[Region annotation listing]
◇ ◇ ◇ ◇ ◇ ◇ ◇
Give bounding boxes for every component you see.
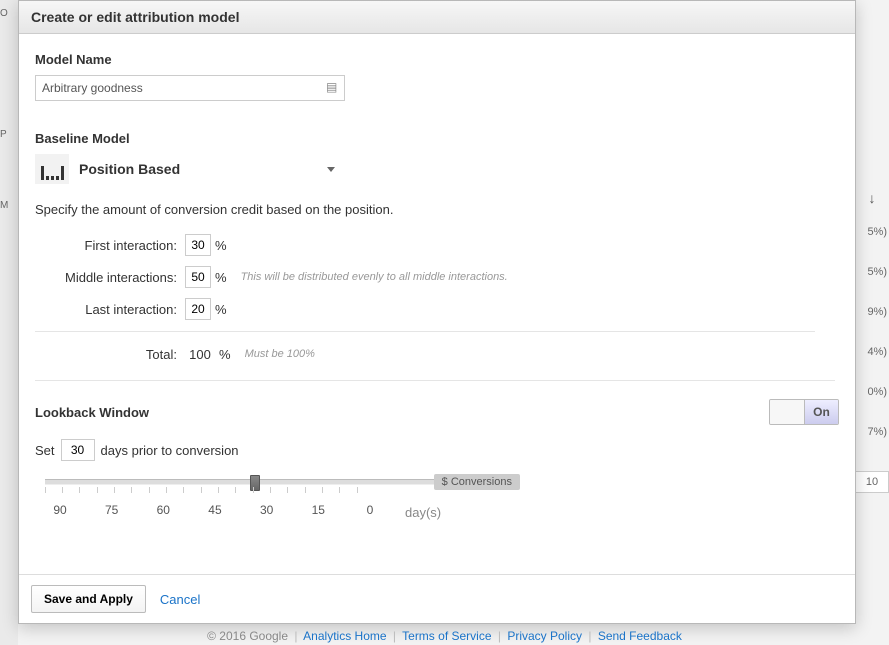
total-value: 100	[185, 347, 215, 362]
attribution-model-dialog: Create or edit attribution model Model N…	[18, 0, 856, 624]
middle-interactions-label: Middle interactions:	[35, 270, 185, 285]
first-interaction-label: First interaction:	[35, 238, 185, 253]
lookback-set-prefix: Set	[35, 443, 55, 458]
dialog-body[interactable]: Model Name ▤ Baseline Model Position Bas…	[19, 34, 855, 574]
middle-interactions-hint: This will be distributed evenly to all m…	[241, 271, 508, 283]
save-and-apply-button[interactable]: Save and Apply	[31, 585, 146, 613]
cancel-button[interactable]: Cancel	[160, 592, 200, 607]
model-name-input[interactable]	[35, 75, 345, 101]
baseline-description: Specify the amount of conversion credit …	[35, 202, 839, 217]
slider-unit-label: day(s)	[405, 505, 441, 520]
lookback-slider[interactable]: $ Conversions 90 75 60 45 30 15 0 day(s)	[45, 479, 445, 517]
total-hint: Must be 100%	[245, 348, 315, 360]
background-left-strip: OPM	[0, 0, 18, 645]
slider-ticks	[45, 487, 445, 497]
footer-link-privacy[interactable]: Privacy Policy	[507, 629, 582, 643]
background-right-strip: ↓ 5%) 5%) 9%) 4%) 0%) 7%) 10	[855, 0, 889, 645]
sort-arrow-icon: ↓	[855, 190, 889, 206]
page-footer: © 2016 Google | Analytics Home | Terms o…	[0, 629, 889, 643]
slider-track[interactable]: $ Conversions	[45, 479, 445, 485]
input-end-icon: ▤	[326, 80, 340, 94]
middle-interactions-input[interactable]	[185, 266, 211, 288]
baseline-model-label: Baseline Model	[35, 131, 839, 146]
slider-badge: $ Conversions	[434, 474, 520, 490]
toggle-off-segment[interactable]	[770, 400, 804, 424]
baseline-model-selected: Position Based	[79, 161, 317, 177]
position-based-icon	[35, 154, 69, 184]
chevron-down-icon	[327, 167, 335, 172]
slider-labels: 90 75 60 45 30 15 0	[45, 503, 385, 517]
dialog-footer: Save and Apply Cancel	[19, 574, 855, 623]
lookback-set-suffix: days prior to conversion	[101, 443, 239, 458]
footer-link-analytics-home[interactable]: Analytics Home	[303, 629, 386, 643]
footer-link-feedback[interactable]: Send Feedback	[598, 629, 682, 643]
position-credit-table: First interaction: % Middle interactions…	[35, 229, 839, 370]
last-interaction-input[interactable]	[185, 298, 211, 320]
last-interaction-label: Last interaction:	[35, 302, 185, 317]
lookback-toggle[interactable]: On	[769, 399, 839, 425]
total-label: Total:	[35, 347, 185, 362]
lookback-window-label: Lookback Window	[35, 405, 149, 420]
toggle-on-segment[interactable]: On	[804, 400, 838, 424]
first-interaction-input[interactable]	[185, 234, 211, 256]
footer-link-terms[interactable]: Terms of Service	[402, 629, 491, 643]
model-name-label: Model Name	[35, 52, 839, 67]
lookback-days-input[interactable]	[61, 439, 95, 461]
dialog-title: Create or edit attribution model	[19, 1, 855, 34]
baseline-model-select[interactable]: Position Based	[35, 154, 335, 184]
◇ ◇ ◇ ◇ ◇ ◇ ◇
» **What you need to do**: Can you return every line of the listing above verbatim, leaving out the pictures?

» **Response below**:
Give bounding boxes for every component you see.
total-value: 100	[185, 347, 215, 362]
attribution-model-dialog: Create or edit attribution model Model N…	[18, 0, 856, 624]
middle-interactions-label: Middle interactions:	[35, 270, 185, 285]
first-interaction-label: First interaction:	[35, 238, 185, 253]
lookback-set-prefix: Set	[35, 443, 55, 458]
dialog-body[interactable]: Model Name ▤ Baseline Model Position Bas…	[19, 34, 855, 574]
middle-interactions-hint: This will be distributed evenly to all m…	[241, 271, 508, 283]
save-and-apply-button[interactable]: Save and Apply	[31, 585, 146, 613]
cancel-button[interactable]: Cancel	[160, 592, 200, 607]
model-name-input[interactable]	[35, 75, 345, 101]
baseline-description: Specify the amount of conversion credit …	[35, 202, 839, 217]
slider-unit-label: day(s)	[405, 505, 441, 520]
lookback-slider[interactable]: $ Conversions 90 75 60 45 30 15 0 day(s)	[45, 479, 445, 517]
total-hint: Must be 100%	[245, 348, 315, 360]
background-left-strip: OPM	[0, 0, 18, 645]
slider-ticks	[45, 487, 445, 497]
footer-link-privacy[interactable]: Privacy Policy	[507, 629, 582, 643]
background-right-strip: ↓ 5%) 5%) 9%) 4%) 0%) 7%) 10	[855, 0, 889, 645]
sort-arrow-icon: ↓	[855, 190, 889, 206]
page-footer: © 2016 Google | Analytics Home | Terms o…	[0, 629, 889, 643]
slider-track[interactable]: $ Conversions	[45, 479, 445, 485]
input-end-icon: ▤	[326, 80, 340, 94]
middle-interactions-input[interactable]	[185, 266, 211, 288]
baseline-model-label: Baseline Model	[35, 131, 839, 146]
slider-badge: $ Conversions	[434, 474, 520, 490]
toggle-off-segment[interactable]	[770, 400, 804, 424]
baseline-model-selected: Position Based	[79, 161, 317, 177]
position-based-icon	[35, 154, 69, 184]
chevron-down-icon	[327, 167, 335, 172]
slider-labels: 90 75 60 45 30 15 0	[45, 503, 385, 517]
dialog-footer: Save and Apply Cancel	[19, 574, 855, 623]
lookback-set-suffix: days prior to conversion	[101, 443, 239, 458]
footer-link-analytics-home[interactable]: Analytics Home	[303, 629, 386, 643]
footer-link-feedback[interactable]: Send Feedback	[598, 629, 682, 643]
position-credit-table: First interaction: % Middle interactions…	[35, 229, 839, 370]
last-interaction-input[interactable]	[185, 298, 211, 320]
last-interaction-label: Last interaction:	[35, 302, 185, 317]
lookback-toggle[interactable]: On	[769, 399, 839, 425]
total-label: Total:	[35, 347, 185, 362]
lookback-window-label: Lookback Window	[35, 405, 149, 420]
toggle-on-segment[interactable]: On	[804, 400, 838, 424]
first-interaction-input[interactable]	[185, 234, 211, 256]
footer-link-terms[interactable]: Terms of Service	[402, 629, 491, 643]
model-name-label: Model Name	[35, 52, 839, 67]
lookback-days-input[interactable]	[61, 439, 95, 461]
dialog-title: Create or edit attribution model	[19, 1, 855, 34]
baseline-model-select[interactable]: Position Based	[35, 154, 335, 184]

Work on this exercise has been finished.